---------- Data supplied ----------

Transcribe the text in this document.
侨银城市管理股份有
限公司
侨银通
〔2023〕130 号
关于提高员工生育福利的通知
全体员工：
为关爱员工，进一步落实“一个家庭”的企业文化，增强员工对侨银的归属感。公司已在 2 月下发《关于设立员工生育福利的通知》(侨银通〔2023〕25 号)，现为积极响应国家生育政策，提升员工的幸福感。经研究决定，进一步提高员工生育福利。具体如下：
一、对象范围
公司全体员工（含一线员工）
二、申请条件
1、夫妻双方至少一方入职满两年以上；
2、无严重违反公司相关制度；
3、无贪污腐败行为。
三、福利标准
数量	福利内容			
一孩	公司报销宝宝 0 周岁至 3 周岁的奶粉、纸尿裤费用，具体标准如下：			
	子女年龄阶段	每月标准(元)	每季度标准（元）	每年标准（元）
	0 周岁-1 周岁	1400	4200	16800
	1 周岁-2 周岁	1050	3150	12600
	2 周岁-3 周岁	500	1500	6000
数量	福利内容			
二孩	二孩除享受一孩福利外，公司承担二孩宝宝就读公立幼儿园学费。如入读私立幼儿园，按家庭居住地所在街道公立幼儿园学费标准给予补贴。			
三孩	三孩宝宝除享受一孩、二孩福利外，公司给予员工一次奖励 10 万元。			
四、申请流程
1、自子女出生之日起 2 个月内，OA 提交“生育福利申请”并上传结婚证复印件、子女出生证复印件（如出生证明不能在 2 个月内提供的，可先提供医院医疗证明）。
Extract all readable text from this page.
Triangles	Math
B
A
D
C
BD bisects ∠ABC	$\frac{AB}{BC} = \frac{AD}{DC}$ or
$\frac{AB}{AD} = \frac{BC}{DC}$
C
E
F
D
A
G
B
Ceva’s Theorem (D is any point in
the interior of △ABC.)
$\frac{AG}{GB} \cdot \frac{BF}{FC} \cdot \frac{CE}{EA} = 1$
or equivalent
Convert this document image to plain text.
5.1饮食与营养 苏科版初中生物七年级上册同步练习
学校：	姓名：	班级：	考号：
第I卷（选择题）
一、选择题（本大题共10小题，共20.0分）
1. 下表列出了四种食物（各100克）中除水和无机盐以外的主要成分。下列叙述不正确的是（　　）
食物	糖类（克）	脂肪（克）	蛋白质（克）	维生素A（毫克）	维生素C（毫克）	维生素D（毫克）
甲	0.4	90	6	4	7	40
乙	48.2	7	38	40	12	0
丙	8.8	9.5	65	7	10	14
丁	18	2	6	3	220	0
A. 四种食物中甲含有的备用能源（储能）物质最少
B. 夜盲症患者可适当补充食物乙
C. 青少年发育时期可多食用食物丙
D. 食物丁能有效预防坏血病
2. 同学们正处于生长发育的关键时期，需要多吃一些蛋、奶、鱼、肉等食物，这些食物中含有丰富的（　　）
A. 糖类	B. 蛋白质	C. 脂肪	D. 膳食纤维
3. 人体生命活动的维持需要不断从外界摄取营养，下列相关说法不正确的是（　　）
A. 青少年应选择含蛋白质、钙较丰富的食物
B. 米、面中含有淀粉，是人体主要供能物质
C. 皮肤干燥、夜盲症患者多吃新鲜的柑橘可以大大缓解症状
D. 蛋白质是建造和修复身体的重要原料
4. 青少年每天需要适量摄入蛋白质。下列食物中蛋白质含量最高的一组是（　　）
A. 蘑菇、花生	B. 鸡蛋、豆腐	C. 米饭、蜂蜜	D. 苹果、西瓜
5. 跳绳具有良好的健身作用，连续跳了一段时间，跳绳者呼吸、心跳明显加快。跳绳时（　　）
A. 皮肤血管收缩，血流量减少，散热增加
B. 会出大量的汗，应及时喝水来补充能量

----------

The records above must be output exactly, in full.

Transcribe the text in this document.
侨银城市管理股份有
限公司
侨银通
〔2023〕130 号
关于提高员工生育福利的通知
全体员工：
为关爱员工，进一步落实“一个家庭”的企业文化，增强员工对侨银的归属感。公司已在 2 月下发《关于设立员工生育福利的通知》(侨银通〔2023〕25 号)，现为积极响应国家生育政策，提升员工的幸福感。经研究决定，进一步提高员工生育福利。具体如下：
一、对象范围
公司全体员工（含一线员工）
二、申请条件
1、夫妻双方至少一方入职满两年以上；
2、无严重违反公司相关制度；
3、无贪污腐败行为。
三、福利标准
数量	福利内容			
一孩	公司报销宝宝 0 周岁至 3 周岁的奶粉、纸尿裤费用，具体标准如下：			
	子女年龄阶段	每月标准(元)	每季度标准（元）	每年标准（元）
	0 周岁-1 周岁	1400	4200	16800
	1 周岁-2 周岁	1050	3150	12600
	2 周岁-3 周岁	500	1500	6000
数量	福利内容			
二孩	二孩除享受一孩福利外，公司承担二孩宝宝就读公立幼儿园学费。如入读私立幼儿园，按家庭居住地所在街道公立幼儿园学费标准给予补贴。			
三孩	三孩宝宝除享受一孩、二孩福利外，公司给予员工一次奖励 10 万元。			
四、申请流程
1、自子女出生之日起 2 个月内，OA 提交“生育福利申请”并上传结婚证复印件、子女出生证复印件（如出生证明不能在 2 个月内提供的，可先提供医院医疗证明）。
Extract all readable text from this page.
Triangles	Math
B
A
D
C
BD bisects ∠ABC	$\frac{AB}{BC} = \frac{AD}{DC}$ or
$\frac{AB}{AD} = \frac{BC}{DC}$
C
E
F
D
A
G
B
Ceva’s Theorem (D is any point in
the interior of △ABC.)
$\frac{AG}{GB} \cdot \frac{BF}{FC} \cdot \frac{CE}{EA} = 1$
or equivalent
Convert this document image to plain text.
5.1饮食与营养 苏科版初中生物七年级上册同步练习
学校：	姓名：	班级：	考号：
第I卷（选择题）
一、选择题（本大题共10小题，共20.0分）
1. 下表列出了四种食物（各100克）中除水和无机盐以外的主要成分。下列叙述不正确的是（　　）
食物	糖类（克）	脂肪（克）	蛋白质（克）	维生素A（毫克）	维生素C（毫克）	维生素D（毫克）
甲	0.4	90	6	4	7	40
乙	48.2	7	38	40	12	0
丙	8.8	9.5	65	7	10	14
丁	18	2	6	3	220	0
A. 四种食物中甲含有的备用能源（储能）物质最少
B. 夜盲症患者可适当补充食物乙
C. 青少年发育时期可多食用食物丙
D. 食物丁能有效预防坏血病
2. 同学们正处于生长发育的关键时期，需要多吃一些蛋、奶、鱼、肉等食物，这些食物中含有丰富的（　　）
A. 糖类	B. 蛋白质	C. 脂肪	D. 膳食纤维
3. 人体生命活动的维持需要不断从外界摄取营养，下列相关说法不正确的是（　　）
A. 青少年应选择含蛋白质、钙较丰富的食物
B. 米、面中含有淀粉，是人体主要供能物质
C. 皮肤干燥、夜盲症患者多吃新鲜的柑橘可以大大缓解症状
D. 蛋白质是建造和修复身体的重要原料
4. 青少年每天需要适量摄入蛋白质。下列食物中蛋白质含量最高的一组是（　　）
A. 蘑菇、花生	B. 鸡蛋、豆腐	C. 米饭、蜂蜜	D. 苹果、西瓜
5. 跳绳具有良好的健身作用，连续跳了一段时间，跳绳者呼吸、心跳明显加快。跳绳时（　　）
A. 皮肤血管收缩，血流量减少，散热增加
B. 会出大量的汗，应及时喝水来补充能量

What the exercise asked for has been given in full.